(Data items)

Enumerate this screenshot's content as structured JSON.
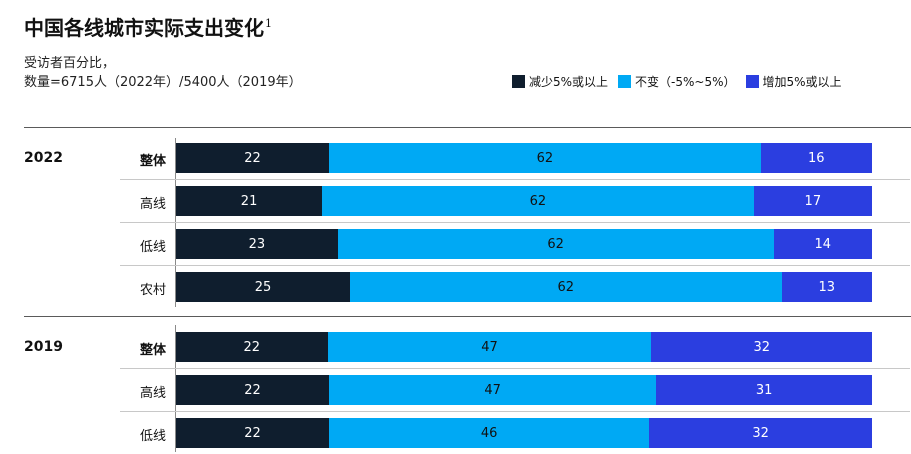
{
  "title": "中国各线城市实际支出变化",
  "title_footnote": "1",
  "subtitle_line1": "受访者百分比，",
  "subtitle_line2": "数量=6715人（2022年）/5400人（2019年）",
  "colors": {
    "decrease": "#0f1e2e",
    "unchanged": "#00a9f4",
    "increase": "#2b3ee0"
  },
  "legend": [
    {
      "key": "decrease",
      "label": "减少5%或以上"
    },
    {
      "key": "unchanged",
      "label": "不变（-5%~5%）"
    },
    {
      "key": "increase",
      "label": "增加5%或以上"
    }
  ],
  "chart_data": {
    "type": "bar",
    "orientation": "horizontal",
    "stacked": true,
    "unit": "%",
    "series_keys": [
      "decrease",
      "unchanged",
      "increase"
    ],
    "groups": [
      {
        "year": "2022",
        "rows": [
          {
            "label": "整体",
            "bold": true,
            "values": [
              22,
              62,
              16
            ]
          },
          {
            "label": "高线",
            "bold": false,
            "values": [
              21,
              62,
              17
            ]
          },
          {
            "label": "低线",
            "bold": false,
            "values": [
              23,
              62,
              14
            ]
          },
          {
            "label": "农村",
            "bold": false,
            "values": [
              25,
              62,
              13
            ]
          }
        ]
      },
      {
        "year": "2019",
        "rows": [
          {
            "label": "整体",
            "bold": true,
            "values": [
              22,
              47,
              32
            ]
          },
          {
            "label": "高线",
            "bold": false,
            "values": [
              22,
              47,
              31
            ]
          },
          {
            "label": "低线",
            "bold": false,
            "values": [
              22,
              46,
              32
            ]
          }
        ]
      }
    ]
  }
}
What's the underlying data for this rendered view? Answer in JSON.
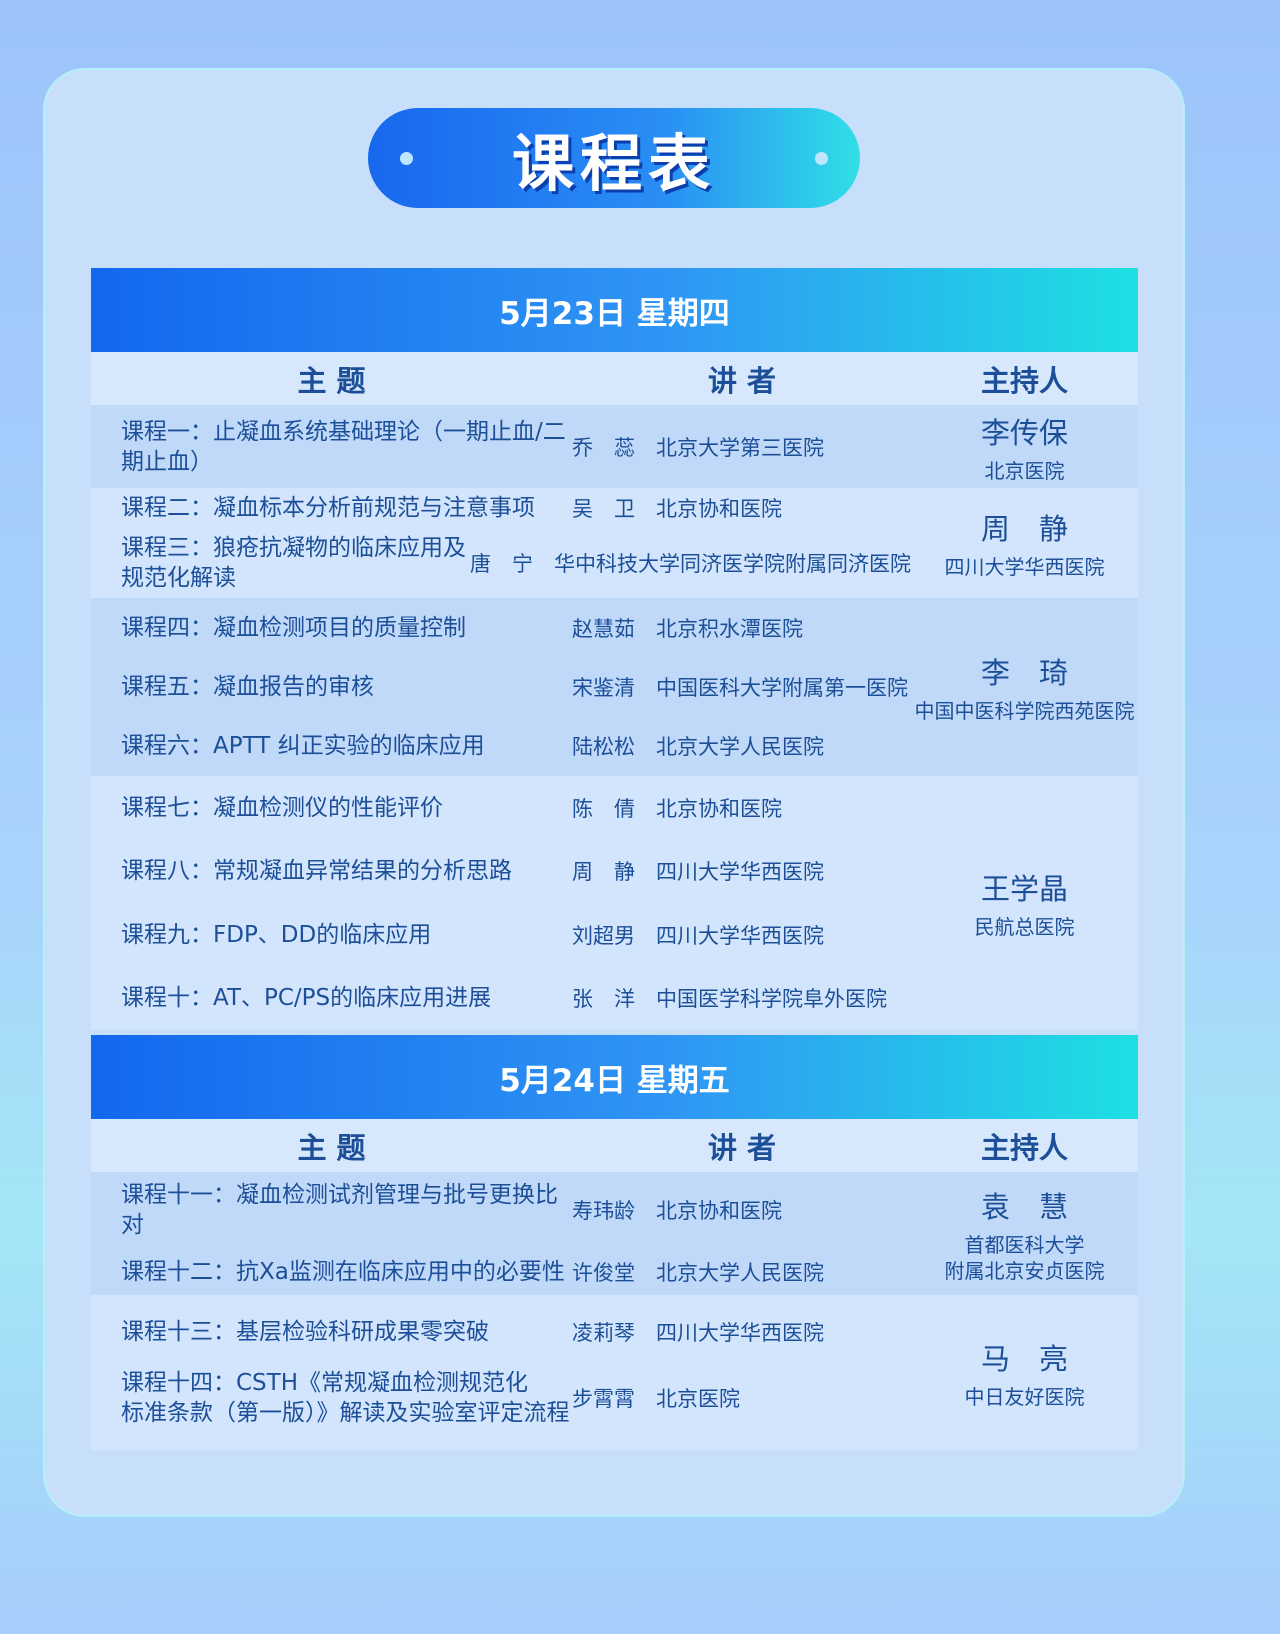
{
  "title": "课程表",
  "columns": [
    "主 题",
    "讲 者",
    "主持人"
  ],
  "days": [
    {
      "date": "5月23日 星期四",
      "groups": [
        {
          "rows": [
            {
              "topic": "课程一：止凝血系统基础理论（一期止血/二期止血）",
              "speaker": "乔　蕊　北京大学第三医院"
            }
          ],
          "host": {
            "name": "李传保",
            "hospital": "北京医院"
          }
        },
        {
          "rows": [
            {
              "topic": "课程二：凝血标本分析前规范与注意事项",
              "speaker": "吴　卫　北京协和医院"
            },
            {
              "topic": "课程三：狼疮抗凝物的临床应用及规范化解读",
              "speaker": "唐　宁　华中科技大学同济医学院附属同济医院"
            }
          ],
          "host": {
            "name": "周　静",
            "hospital": "四川大学华西医院"
          }
        },
        {
          "rows": [
            {
              "topic": "课程四：凝血检测项目的质量控制",
              "speaker": "赵慧茹　北京积水潭医院"
            },
            {
              "topic": "课程五：凝血报告的审核",
              "speaker": "宋鉴清　中国医科大学附属第一医院"
            },
            {
              "topic": "课程六：APTT 纠正实验的临床应用",
              "speaker": "陆松松　北京大学人民医院"
            }
          ],
          "host": {
            "name": "李　琦",
            "hospital": "中国中医科学院西苑医院"
          }
        },
        {
          "rows": [
            {
              "topic": "课程七：凝血检测仪的性能评价",
              "speaker": "陈　倩　北京协和医院"
            },
            {
              "topic": "课程八：常规凝血异常结果的分析思路",
              "speaker": "周　静　四川大学华西医院"
            },
            {
              "topic": "课程九：FDP、DD的临床应用",
              "speaker": "刘超男　四川大学华西医院"
            },
            {
              "topic": "课程十：AT、PC/PS的临床应用进展",
              "speaker": "张　洋　中国医学科学院阜外医院"
            }
          ],
          "host": {
            "name": "王学晶",
            "hospital": "民航总医院"
          }
        }
      ]
    },
    {
      "date": "5月24日 星期五",
      "groups": [
        {
          "rows": [
            {
              "topic": "课程十一：凝血检测试剂管理与批号更换比对",
              "speaker": "寿玮龄　北京协和医院"
            },
            {
              "topic": "课程十二：抗Xa监测在临床应用中的必要性",
              "speaker": "许俊堂　北京大学人民医院"
            }
          ],
          "host": {
            "name": "袁　慧",
            "hospital": "首都医科大学\n附属北京安贞医院"
          }
        },
        {
          "rows": [
            {
              "topic": "课程十三：基层检验科研成果零突破",
              "speaker": "凌莉琴　四川大学华西医院"
            },
            {
              "topic": "课程十四：CSTH《常规凝血检测规范化\n标准条款（第一版）》解读及实验室评定流程",
              "speaker": "步霄霄　北京医院"
            }
          ],
          "host": {
            "name": "马　亮",
            "hospital": "中日友好医院"
          }
        }
      ]
    }
  ]
}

**Exercise directions**
Reproduce each line word for word and drop the pictures.

**Output for this task**
Enumerate this screenshot's content as structured JSON.
{
  "title": "中国各线城市实际支出变化",
  "title_footnote": "1",
  "subtitle_line1": "受访者百分比，",
  "subtitle_line2": "数量=6715人（2022年）/5400人（2019年）",
  "colors": {
    "decrease": "#0f1e2e",
    "unchanged": "#00a9f4",
    "increase": "#2b3ee0"
  },
  "legend": [
    {
      "key": "decrease",
      "label": "减少5%或以上"
    },
    {
      "key": "unchanged",
      "label": "不变（-5%~5%）"
    },
    {
      "key": "increase",
      "label": "增加5%或以上"
    }
  ],
  "chart_data": {
    "type": "bar",
    "orientation": "horizontal",
    "stacked": true,
    "unit": "%",
    "series_keys": [
      "decrease",
      "unchanged",
      "increase"
    ],
    "groups": [
      {
        "year": "2022",
        "rows": [
          {
            "label": "整体",
            "bold": true,
            "values": [
              22,
              62,
              16
            ]
          },
          {
            "label": "高线",
            "bold": false,
            "values": [
              21,
              62,
              17
            ]
          },
          {
            "label": "低线",
            "bold": false,
            "values": [
              23,
              62,
              14
            ]
          },
          {
            "label": "农村",
            "bold": false,
            "values": [
              25,
              62,
              13
            ]
          }
        ]
      },
      {
        "year": "2019",
        "rows": [
          {
            "label": "整体",
            "bold": true,
            "values": [
              22,
              47,
              32
            ]
          },
          {
            "label": "高线",
            "bold": false,
            "values": [
              22,
              47,
              31
            ]
          },
          {
            "label": "低线",
            "bold": false,
            "values": [
              22,
              46,
              32
            ]
          }
        ]
      }
    ]
  }
}
What's the underlying data for this rendered view? Answer in JSON.
{
  "title": "课程表",
  "columns": [
    "主 题",
    "讲 者",
    "主持人"
  ],
  "days": [
    {
      "date": "5月23日 星期四",
      "groups": [
        {
          "rows": [
            {
              "topic": "课程一：止凝血系统基础理论（一期止血/二期止血）",
              "speaker": "乔　蕊　北京大学第三医院"
            }
          ],
          "host": {
            "name": "李传保",
            "hospital": "北京医院"
          }
        },
        {
          "rows": [
            {
              "topic": "课程二：凝血标本分析前规范与注意事项",
              "speaker": "吴　卫　北京协和医院"
            },
            {
              "topic": "课程三：狼疮抗凝物的临床应用及规范化解读",
              "speaker": "唐　宁　华中科技大学同济医学院附属同济医院"
            }
          ],
          "host": {
            "name": "周　静",
            "hospital": "四川大学华西医院"
          }
        },
        {
          "rows": [
            {
              "topic": "课程四：凝血检测项目的质量控制",
              "speaker": "赵慧茹　北京积水潭医院"
            },
            {
              "topic": "课程五：凝血报告的审核",
              "speaker": "宋鉴清　中国医科大学附属第一医院"
            },
            {
              "topic": "课程六：APTT 纠正实验的临床应用",
              "speaker": "陆松松　北京大学人民医院"
            }
          ],
          "host": {
            "name": "李　琦",
            "hospital": "中国中医科学院西苑医院"
          }
        },
        {
          "rows": [
            {
              "topic": "课程七：凝血检测仪的性能评价",
              "speaker": "陈　倩　北京协和医院"
            },
            {
              "topic": "课程八：常规凝血异常结果的分析思路",
              "speaker": "周　静　四川大学华西医院"
            },
            {
              "topic": "课程九：FDP、DD的临床应用",
              "speaker": "刘超男　四川大学华西医院"
            },
            {
              "topic": "课程十：AT、PC/PS的临床应用进展",
              "speaker": "张　洋　中国医学科学院阜外医院"
            }
          ],
          "host": {
            "name": "王学晶",
            "hospital": "民航总医院"
          }
        }
      ]
    },
    {
      "date": "5月24日 星期五",
      "groups": [
        {
          "rows": [
            {
              "topic": "课程十一：凝血检测试剂管理与批号更换比对",
              "speaker": "寿玮龄　北京协和医院"
            },
            {
              "topic": "课程十二：抗Xa监测在临床应用中的必要性",
              "speaker": "许俊堂　北京大学人民医院"
            }
          ],
          "host": {
            "name": "袁　慧",
            "hospital": "首都医科大学\n附属北京安贞医院"
          }
        },
        {
          "rows": [
            {
              "topic": "课程十三：基层检验科研成果零突破",
              "speaker": "凌莉琴　四川大学华西医院"
            },
            {
              "topic": "课程十四：CSTH《常规凝血检测规范化\n标准条款（第一版）》解读及实验室评定流程",
              "speaker": "步霄霄　北京医院"
            }
          ],
          "host": {
            "name": "马　亮",
            "hospital": "中日友好医院"
          }
        }
      ]
    }
  ]
}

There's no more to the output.